**Data shown**.

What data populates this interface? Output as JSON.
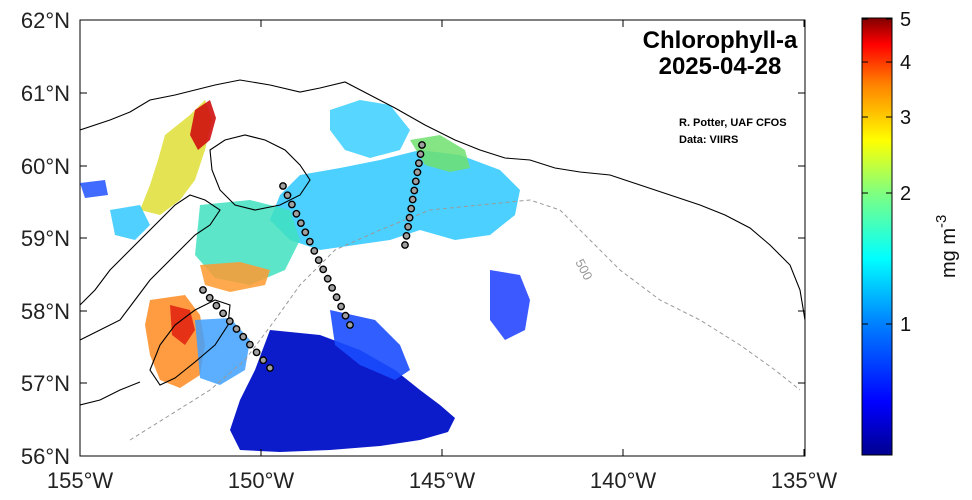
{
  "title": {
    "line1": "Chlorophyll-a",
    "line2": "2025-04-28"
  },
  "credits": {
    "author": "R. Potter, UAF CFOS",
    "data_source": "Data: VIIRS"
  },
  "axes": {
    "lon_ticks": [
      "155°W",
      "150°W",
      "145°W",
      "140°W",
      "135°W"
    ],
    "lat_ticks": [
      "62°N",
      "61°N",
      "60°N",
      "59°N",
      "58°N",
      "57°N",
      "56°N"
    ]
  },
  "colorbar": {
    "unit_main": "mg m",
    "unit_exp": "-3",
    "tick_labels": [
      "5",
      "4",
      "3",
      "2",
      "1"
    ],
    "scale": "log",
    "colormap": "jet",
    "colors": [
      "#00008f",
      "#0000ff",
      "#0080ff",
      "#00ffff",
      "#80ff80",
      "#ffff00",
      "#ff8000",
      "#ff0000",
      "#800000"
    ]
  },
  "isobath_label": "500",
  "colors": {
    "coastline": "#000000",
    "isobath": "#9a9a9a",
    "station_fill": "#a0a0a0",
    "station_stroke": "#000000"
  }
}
--
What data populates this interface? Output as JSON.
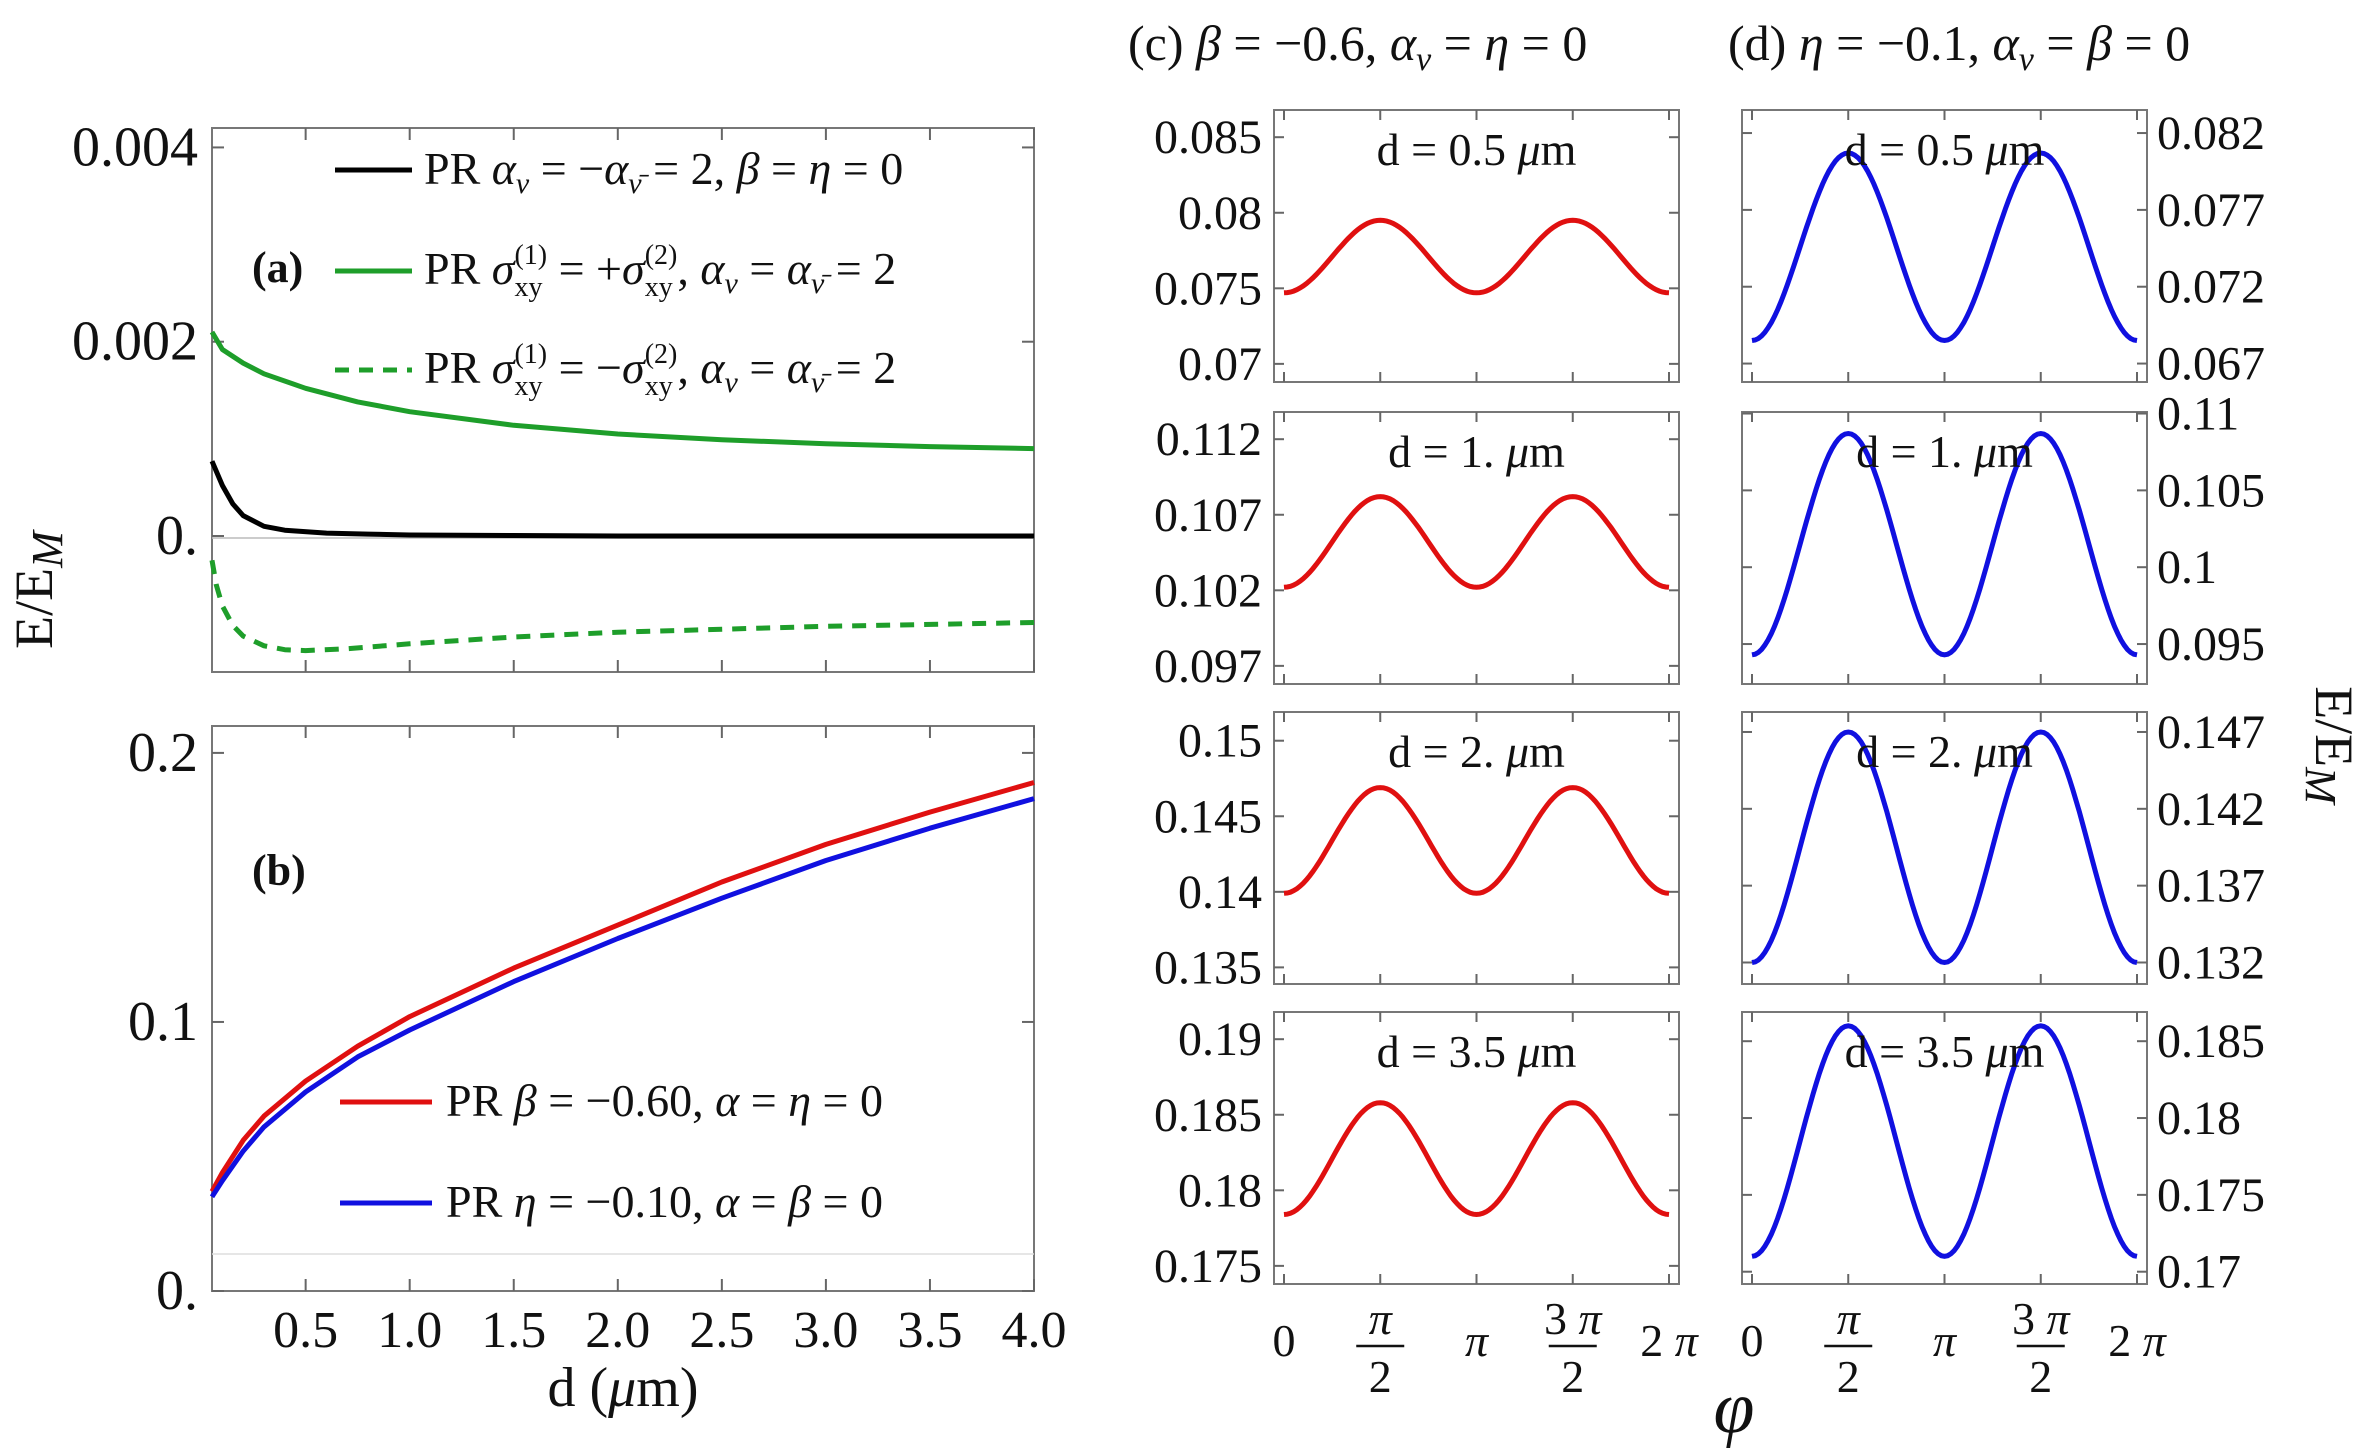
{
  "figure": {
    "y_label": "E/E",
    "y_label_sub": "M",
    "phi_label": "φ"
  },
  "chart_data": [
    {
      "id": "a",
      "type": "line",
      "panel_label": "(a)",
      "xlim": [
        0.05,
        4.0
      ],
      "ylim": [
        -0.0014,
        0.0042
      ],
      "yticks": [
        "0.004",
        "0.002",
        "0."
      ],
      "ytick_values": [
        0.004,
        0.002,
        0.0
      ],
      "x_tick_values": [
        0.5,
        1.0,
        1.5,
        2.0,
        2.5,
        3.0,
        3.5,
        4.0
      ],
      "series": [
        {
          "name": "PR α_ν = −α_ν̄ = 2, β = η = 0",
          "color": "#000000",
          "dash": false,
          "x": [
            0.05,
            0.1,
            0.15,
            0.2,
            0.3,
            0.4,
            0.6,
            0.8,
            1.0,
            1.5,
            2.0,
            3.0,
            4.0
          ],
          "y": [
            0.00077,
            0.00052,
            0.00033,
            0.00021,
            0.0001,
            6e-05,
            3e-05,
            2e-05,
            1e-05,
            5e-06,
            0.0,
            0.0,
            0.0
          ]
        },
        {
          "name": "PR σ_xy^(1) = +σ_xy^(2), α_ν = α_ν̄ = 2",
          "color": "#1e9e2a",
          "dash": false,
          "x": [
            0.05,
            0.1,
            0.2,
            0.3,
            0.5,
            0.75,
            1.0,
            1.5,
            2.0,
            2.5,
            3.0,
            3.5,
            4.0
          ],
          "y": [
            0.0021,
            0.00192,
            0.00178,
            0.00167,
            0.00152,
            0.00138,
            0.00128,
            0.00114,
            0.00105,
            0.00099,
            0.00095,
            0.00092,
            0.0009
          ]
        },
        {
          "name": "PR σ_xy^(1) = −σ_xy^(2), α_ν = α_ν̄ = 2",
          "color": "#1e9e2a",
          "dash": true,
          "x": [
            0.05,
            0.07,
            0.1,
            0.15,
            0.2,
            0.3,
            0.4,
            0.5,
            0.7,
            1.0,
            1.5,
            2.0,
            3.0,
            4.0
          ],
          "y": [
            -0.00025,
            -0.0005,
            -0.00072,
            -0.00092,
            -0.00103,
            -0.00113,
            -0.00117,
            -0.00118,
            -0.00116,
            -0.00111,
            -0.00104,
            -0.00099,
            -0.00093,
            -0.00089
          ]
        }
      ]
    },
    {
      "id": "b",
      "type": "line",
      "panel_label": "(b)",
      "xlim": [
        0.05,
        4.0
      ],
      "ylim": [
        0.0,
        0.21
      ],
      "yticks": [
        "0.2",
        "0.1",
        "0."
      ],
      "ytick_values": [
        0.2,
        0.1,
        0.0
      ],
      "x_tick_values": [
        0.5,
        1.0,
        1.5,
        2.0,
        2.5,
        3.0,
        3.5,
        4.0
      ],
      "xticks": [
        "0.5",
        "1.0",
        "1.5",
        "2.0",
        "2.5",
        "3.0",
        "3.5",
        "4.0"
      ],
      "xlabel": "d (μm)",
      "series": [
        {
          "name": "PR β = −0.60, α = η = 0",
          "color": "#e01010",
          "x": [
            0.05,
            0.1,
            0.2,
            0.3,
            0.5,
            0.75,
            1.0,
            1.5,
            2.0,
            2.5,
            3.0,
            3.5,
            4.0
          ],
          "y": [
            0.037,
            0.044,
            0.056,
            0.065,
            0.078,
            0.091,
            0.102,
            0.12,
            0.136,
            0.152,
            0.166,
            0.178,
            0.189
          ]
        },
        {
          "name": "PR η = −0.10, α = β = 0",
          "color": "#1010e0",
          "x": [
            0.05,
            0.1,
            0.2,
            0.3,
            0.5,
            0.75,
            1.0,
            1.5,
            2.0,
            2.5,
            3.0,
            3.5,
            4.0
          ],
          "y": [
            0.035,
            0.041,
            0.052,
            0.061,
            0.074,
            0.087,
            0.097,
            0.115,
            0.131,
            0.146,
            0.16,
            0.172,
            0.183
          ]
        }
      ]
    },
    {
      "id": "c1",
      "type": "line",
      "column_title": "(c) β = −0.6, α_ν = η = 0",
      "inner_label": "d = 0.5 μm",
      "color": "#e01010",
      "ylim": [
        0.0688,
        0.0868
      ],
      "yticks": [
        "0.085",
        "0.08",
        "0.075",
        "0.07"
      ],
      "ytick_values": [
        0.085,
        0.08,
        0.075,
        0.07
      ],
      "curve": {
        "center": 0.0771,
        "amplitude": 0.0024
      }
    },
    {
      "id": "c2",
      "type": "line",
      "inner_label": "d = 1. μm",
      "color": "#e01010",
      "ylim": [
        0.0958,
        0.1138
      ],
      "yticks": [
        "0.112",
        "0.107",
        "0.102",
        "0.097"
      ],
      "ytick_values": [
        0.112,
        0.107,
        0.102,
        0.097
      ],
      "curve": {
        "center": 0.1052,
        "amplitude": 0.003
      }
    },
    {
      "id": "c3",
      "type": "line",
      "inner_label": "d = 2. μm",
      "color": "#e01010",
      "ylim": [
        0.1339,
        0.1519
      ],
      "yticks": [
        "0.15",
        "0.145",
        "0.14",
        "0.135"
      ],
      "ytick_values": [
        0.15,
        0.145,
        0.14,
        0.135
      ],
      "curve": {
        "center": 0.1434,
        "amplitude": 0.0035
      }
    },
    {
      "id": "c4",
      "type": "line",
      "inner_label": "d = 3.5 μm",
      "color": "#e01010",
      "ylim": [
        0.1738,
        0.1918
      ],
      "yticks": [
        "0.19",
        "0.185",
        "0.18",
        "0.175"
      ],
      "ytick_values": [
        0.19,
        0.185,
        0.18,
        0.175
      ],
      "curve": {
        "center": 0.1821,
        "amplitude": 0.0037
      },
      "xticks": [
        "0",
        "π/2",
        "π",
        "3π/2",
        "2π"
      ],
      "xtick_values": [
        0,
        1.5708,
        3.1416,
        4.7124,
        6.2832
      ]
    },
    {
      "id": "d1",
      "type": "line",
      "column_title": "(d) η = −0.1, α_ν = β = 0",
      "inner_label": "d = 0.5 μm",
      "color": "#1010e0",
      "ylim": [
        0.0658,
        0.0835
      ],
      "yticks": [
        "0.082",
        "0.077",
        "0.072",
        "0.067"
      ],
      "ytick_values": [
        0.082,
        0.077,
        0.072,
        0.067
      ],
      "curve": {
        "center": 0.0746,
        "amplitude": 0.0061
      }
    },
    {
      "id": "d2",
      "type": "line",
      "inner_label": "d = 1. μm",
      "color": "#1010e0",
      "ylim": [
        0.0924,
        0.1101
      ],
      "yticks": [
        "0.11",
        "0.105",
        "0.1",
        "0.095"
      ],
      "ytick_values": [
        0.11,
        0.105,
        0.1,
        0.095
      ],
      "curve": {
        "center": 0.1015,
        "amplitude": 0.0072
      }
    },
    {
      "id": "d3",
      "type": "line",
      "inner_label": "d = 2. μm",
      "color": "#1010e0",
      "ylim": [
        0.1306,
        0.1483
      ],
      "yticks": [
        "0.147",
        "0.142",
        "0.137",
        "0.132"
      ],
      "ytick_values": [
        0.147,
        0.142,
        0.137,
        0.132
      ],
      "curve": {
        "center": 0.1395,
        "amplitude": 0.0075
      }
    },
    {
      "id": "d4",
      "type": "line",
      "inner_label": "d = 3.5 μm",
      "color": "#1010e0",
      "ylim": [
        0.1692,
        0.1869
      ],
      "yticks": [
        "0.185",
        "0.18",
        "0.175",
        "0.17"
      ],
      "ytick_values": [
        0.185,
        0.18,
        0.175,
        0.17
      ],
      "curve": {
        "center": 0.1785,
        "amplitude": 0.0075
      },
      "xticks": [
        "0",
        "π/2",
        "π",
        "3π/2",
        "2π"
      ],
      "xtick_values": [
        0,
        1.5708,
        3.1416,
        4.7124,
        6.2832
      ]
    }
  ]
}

**Your task**.
Search the records above for the string "center". Copy every line that contains it.

**Answer**.
        "center": 0.0771,
        "center": 0.1052,
        "center": 0.1434,
        "center": 0.1821,
        "center": 0.0746,
        "center": 0.1015,
        "center": 0.1395,
        "center": 0.1785,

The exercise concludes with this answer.